* _DIRECTION_
Your task is to copy every line of this material exactly.
[Begin DATA FOR THIS TASK]
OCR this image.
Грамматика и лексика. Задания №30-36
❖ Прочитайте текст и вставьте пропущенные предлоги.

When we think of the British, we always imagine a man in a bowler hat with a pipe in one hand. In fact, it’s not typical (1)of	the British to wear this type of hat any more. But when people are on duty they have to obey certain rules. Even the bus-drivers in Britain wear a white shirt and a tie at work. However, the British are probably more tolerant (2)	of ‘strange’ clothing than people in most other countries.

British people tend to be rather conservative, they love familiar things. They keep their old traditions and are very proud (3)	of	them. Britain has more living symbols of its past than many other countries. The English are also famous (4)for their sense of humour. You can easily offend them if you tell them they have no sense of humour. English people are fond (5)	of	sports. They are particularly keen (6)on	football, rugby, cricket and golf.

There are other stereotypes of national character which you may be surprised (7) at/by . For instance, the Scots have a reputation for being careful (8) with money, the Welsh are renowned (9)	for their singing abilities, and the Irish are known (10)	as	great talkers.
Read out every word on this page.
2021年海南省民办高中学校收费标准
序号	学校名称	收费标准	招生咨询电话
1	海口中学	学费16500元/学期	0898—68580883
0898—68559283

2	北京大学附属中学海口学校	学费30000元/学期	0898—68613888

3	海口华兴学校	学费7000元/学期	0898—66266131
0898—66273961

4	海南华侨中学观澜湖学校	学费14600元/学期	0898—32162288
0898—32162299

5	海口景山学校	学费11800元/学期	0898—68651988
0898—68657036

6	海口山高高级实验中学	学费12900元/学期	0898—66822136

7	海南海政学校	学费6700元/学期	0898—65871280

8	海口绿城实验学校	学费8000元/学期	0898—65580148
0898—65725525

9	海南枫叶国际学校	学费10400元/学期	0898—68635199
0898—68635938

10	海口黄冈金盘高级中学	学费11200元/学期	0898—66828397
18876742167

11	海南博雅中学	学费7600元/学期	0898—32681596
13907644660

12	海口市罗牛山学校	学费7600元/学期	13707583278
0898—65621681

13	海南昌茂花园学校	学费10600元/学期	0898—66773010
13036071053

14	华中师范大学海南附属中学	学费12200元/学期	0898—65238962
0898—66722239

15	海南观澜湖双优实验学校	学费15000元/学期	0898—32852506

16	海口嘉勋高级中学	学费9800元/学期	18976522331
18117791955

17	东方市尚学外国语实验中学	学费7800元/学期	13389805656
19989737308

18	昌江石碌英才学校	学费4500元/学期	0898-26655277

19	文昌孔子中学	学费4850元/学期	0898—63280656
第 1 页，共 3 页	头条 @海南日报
[End DATA FOR THIS TASK]
* _THE REPLY_
OCR this image.
Грамматика и лексика. Задания №30-36
❖ Прочитайте текст и вставьте пропущенные предлоги.

When we think of the British, we always imagine a man in a bowler hat with a pipe in one hand. In fact, it’s not typical (1)of	the British to wear this type of hat any more. But when people are on duty they have to obey certain rules. Even the bus-drivers in Britain wear a white shirt and a tie at work. However, the British are probably more tolerant (2)	of ‘strange’ clothing than people in most other countries.

British people tend to be rather conservative, they love familiar things. They keep their old traditions and are very proud (3)	of	them. Britain has more living symbols of its past than many other countries. The English are also famous (4)for their sense of humour. You can easily offend them if you tell them they have no sense of humour. English people are fond (5)	of	sports. They are particularly keen (6)on	football, rugby, cricket and golf.

There are other stereotypes of national character which you may be surprised (7) at/by . For instance, the Scots have a reputation for being careful (8) with money, the Welsh are renowned (9)	for their singing abilities, and the Irish are known (10)	as	great talkers.
Read out every word on this page.
2021年海南省民办高中学校收费标准
序号	学校名称	收费标准	招生咨询电话
1	海口中学	学费16500元/学期	0898—68580883
0898—68559283

2	北京大学附属中学海口学校	学费30000元/学期	0898—68613888

3	海口华兴学校	学费7000元/学期	0898—66266131
0898—66273961

4	海南华侨中学观澜湖学校	学费14600元/学期	0898—32162288
0898—32162299

5	海口景山学校	学费11800元/学期	0898—68651988
0898—68657036

6	海口山高高级实验中学	学费12900元/学期	0898—66822136

7	海南海政学校	学费6700元/学期	0898—65871280

8	海口绿城实验学校	学费8000元/学期	0898—65580148
0898—65725525

9	海南枫叶国际学校	学费10400元/学期	0898—68635199
0898—68635938

10	海口黄冈金盘高级中学	学费11200元/学期	0898—66828397
18876742167

11	海南博雅中学	学费7600元/学期	0898—32681596
13907644660

12	海口市罗牛山学校	学费7600元/学期	13707583278
0898—65621681

13	海南昌茂花园学校	学费10600元/学期	0898—66773010
13036071053

14	华中师范大学海南附属中学	学费12200元/学期	0898—65238962
0898—66722239

15	海南观澜湖双优实验学校	学费15000元/学期	0898—32852506

16	海口嘉勋高级中学	学费9800元/学期	18976522331
18117791955

17	东方市尚学外国语实验中学	学费7800元/学期	13389805656
19989737308

18	昌江石碌英才学校	学费4500元/学期	0898-26655277

19	文昌孔子中学	学费4850元/学期	0898—63280656
第 1 页，共 3 页	头条 @海南日报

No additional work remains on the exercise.